--- start Information shown ---

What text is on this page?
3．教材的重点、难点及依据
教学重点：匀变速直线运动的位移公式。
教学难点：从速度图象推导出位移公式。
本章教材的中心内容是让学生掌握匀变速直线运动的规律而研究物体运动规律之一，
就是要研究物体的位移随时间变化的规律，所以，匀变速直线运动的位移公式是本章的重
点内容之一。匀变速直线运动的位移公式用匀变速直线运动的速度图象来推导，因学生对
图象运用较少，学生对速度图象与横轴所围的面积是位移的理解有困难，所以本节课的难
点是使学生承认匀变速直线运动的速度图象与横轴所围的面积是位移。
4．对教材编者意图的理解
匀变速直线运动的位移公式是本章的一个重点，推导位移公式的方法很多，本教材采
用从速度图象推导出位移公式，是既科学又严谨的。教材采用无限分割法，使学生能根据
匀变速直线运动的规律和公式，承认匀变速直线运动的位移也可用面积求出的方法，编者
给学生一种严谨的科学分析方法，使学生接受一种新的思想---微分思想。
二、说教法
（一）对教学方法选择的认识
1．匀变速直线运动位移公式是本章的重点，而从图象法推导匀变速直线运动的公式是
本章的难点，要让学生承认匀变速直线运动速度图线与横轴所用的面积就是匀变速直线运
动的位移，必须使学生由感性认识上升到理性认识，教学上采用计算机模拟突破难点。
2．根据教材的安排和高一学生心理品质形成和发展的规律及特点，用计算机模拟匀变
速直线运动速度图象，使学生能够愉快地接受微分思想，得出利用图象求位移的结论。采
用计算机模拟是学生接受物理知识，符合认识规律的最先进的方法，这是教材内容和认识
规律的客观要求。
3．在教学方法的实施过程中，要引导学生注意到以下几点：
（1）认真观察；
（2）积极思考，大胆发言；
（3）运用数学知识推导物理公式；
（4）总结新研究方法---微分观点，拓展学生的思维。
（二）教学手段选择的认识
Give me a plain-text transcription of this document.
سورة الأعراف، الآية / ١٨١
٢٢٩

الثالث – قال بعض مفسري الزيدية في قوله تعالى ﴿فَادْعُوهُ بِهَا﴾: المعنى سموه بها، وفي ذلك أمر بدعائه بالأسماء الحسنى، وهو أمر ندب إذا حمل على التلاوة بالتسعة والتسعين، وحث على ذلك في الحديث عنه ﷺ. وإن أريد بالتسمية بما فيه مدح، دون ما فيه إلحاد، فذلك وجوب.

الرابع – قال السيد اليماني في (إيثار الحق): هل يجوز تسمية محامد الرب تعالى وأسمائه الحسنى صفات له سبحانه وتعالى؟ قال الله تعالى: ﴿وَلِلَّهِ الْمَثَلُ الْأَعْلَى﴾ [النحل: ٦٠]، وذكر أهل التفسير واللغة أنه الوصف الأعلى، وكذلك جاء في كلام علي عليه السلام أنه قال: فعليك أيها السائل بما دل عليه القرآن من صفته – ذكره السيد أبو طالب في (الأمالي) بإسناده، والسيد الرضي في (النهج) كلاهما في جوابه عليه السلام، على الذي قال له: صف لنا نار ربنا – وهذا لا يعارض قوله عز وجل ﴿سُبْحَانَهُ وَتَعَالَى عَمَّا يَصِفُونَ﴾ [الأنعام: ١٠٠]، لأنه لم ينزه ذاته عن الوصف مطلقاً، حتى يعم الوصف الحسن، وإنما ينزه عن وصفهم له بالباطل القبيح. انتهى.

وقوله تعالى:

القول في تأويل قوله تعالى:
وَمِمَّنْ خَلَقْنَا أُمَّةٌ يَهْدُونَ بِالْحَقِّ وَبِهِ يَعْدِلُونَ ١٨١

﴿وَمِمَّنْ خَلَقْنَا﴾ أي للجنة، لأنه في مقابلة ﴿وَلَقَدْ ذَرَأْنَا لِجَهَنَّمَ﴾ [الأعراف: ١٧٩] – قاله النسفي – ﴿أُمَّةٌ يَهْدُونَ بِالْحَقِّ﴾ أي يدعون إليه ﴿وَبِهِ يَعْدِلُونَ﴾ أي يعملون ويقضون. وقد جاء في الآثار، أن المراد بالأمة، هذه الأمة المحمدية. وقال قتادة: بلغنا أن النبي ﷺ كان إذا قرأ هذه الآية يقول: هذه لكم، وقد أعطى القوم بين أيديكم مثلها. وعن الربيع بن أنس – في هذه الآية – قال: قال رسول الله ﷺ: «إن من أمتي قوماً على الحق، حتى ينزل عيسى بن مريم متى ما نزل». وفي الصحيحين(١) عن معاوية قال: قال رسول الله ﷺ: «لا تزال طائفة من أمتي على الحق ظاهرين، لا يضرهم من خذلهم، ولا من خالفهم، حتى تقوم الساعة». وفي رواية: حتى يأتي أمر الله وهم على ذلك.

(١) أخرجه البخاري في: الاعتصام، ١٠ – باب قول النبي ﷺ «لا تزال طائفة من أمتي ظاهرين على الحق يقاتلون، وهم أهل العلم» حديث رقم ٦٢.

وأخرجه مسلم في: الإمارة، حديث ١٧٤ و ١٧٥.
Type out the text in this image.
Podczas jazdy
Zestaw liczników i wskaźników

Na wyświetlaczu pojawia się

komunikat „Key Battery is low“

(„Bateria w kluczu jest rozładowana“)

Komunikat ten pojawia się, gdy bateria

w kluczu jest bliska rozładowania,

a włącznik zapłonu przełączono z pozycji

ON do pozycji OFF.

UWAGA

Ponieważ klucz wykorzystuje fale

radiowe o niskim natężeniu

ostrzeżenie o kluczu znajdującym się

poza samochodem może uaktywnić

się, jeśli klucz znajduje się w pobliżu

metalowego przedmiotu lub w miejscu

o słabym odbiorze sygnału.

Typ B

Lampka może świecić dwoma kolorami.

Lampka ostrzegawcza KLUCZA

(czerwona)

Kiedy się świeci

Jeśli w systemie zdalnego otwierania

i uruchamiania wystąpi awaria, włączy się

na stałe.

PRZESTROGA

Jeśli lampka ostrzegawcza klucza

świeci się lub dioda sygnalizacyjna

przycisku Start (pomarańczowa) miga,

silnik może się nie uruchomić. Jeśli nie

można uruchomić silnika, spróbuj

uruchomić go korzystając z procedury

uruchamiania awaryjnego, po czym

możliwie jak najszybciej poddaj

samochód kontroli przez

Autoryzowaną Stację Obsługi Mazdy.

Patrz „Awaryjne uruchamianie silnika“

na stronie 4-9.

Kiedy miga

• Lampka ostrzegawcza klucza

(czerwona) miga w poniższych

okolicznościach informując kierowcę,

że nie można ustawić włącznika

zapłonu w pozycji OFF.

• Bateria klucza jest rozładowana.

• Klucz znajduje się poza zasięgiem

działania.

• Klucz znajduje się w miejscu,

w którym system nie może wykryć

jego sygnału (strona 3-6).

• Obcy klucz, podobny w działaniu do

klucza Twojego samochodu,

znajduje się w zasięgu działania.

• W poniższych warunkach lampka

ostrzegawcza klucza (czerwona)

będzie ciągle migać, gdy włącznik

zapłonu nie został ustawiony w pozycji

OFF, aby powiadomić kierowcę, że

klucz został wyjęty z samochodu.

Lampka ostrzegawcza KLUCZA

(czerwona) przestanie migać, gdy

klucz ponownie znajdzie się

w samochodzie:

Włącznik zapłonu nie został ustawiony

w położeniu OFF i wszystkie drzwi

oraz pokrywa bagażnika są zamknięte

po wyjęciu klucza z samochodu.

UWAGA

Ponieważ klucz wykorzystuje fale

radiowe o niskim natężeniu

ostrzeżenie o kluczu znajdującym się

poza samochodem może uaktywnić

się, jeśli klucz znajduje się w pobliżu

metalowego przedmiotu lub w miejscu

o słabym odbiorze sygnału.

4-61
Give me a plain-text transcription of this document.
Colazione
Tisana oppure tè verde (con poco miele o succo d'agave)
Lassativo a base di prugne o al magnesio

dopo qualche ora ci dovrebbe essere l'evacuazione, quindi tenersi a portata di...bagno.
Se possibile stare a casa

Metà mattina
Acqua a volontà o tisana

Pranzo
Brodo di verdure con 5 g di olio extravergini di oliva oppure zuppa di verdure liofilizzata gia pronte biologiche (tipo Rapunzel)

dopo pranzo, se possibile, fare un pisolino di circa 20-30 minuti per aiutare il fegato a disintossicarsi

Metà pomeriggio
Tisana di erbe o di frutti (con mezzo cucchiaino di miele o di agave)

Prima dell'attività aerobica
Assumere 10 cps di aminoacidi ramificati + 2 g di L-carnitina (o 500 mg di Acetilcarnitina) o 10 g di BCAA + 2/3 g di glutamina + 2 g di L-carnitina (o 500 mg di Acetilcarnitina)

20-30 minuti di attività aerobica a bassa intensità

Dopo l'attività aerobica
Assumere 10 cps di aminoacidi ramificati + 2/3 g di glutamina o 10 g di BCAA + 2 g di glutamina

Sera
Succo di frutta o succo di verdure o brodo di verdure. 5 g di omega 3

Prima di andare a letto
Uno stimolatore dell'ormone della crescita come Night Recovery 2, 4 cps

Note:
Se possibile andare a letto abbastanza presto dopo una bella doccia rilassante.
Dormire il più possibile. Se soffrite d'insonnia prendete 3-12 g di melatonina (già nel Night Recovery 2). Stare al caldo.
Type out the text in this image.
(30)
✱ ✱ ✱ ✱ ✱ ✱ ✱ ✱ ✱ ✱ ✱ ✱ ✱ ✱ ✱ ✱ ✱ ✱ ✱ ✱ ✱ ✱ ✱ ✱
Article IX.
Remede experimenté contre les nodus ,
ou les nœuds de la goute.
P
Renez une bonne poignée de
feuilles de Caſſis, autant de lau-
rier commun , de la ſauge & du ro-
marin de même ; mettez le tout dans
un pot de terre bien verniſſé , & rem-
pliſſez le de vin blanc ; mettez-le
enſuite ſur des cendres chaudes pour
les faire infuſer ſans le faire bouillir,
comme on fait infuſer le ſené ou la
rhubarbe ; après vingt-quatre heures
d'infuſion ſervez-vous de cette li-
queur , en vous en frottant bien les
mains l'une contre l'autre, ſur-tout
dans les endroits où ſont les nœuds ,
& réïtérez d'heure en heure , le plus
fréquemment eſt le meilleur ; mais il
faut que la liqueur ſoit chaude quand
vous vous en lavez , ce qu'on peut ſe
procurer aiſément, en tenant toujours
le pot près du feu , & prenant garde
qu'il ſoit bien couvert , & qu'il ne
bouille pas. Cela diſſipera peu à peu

--- end Information shown ---

Stated goal: Above are some records. Report the number of their lines that include "Prima", and add nothing else.

Answer for this exercise: 2